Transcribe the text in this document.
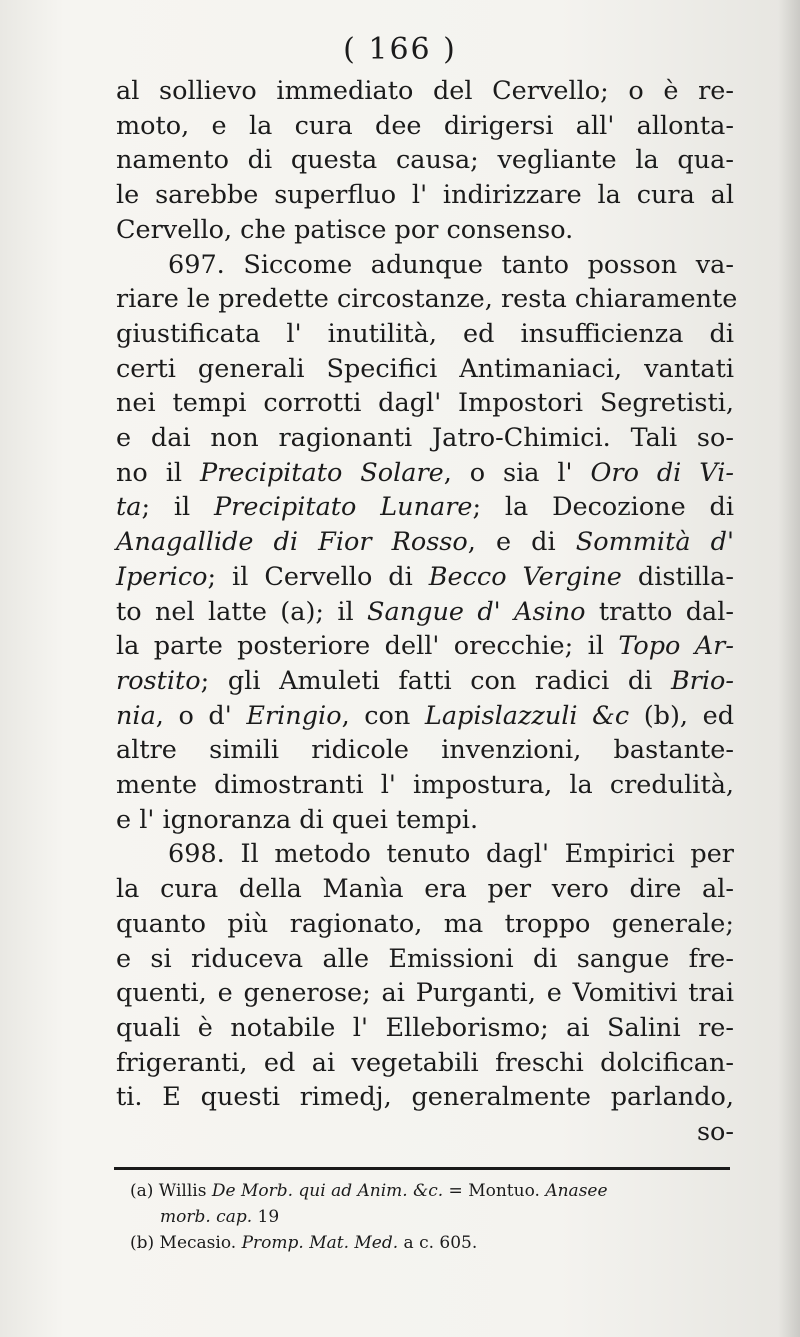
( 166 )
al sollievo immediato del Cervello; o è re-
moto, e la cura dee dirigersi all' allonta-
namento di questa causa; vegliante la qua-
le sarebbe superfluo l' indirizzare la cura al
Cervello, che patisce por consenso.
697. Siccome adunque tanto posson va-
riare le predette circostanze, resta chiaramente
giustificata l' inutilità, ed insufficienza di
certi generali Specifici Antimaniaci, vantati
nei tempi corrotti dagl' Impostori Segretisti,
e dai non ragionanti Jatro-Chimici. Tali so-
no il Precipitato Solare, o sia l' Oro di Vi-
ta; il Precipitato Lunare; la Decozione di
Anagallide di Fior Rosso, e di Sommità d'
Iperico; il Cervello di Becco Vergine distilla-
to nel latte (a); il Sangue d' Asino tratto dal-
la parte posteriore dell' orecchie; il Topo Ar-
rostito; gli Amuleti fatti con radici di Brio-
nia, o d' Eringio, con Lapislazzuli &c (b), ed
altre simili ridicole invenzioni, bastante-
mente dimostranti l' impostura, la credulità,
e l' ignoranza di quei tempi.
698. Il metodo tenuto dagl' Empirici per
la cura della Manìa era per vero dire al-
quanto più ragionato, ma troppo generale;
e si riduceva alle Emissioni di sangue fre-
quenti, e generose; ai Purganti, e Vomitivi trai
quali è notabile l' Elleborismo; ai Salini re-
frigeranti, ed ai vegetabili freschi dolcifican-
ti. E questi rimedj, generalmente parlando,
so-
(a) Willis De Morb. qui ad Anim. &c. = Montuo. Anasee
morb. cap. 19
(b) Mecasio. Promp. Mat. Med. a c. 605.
☆ ☆ ☆ ☆ ☆ ☆ ☆
- YOUR OBJECTIVE:
Without the pictures, retype the whole of the material above exactly.

- RESULT OF THE TASK:
Transcribe the text in this document.
( 166 )
al sollievo immediato del Cervello; o è re-
moto, e la cura dee dirigersi all' allonta-
namento di questa causa; vegliante la qua-
le sarebbe superfluo l' indirizzare la cura al
Cervello, che patisce por consenso.
697. Siccome adunque tanto posson va-
riare le predette circostanze, resta chiaramente
giustificata l' inutilità, ed insufficienza di
certi generali Specifici Antimaniaci, vantati
nei tempi corrotti dagl' Impostori Segretisti,
e dai non ragionanti Jatro-Chimici. Tali so-
no il Precipitato Solare, o sia l' Oro di Vi-
ta; il Precipitato Lunare; la Decozione di
Anagallide di Fior Rosso, e di Sommità d'
Iperico; il Cervello di Becco Vergine distilla-
to nel latte (a); il Sangue d' Asino tratto dal-
la parte posteriore dell' orecchie; il Topo Ar-
rostito; gli Amuleti fatti con radici di Brio-
nia, o d' Eringio, con Lapislazzuli &c (b), ed
altre simili ridicole invenzioni, bastante-
mente dimostranti l' impostura, la credulità,
e l' ignoranza di quei tempi.
698. Il metodo tenuto dagl' Empirici per
la cura della Manìa era per vero dire al-
quanto più ragionato, ma troppo generale;
e si riduceva alle Emissioni di sangue fre-
quenti, e generose; ai Purganti, e Vomitivi trai
quali è notabile l' Elleborismo; ai Salini re-
frigeranti, ed ai vegetabili freschi dolcifican-
ti. E questi rimedj, generalmente parlando,
so-
(a) Willis De Morb. qui ad Anim. &c. = Montuo. Anasee
morb. cap. 19
(b) Mecasio. Promp. Mat. Med. a c. 605.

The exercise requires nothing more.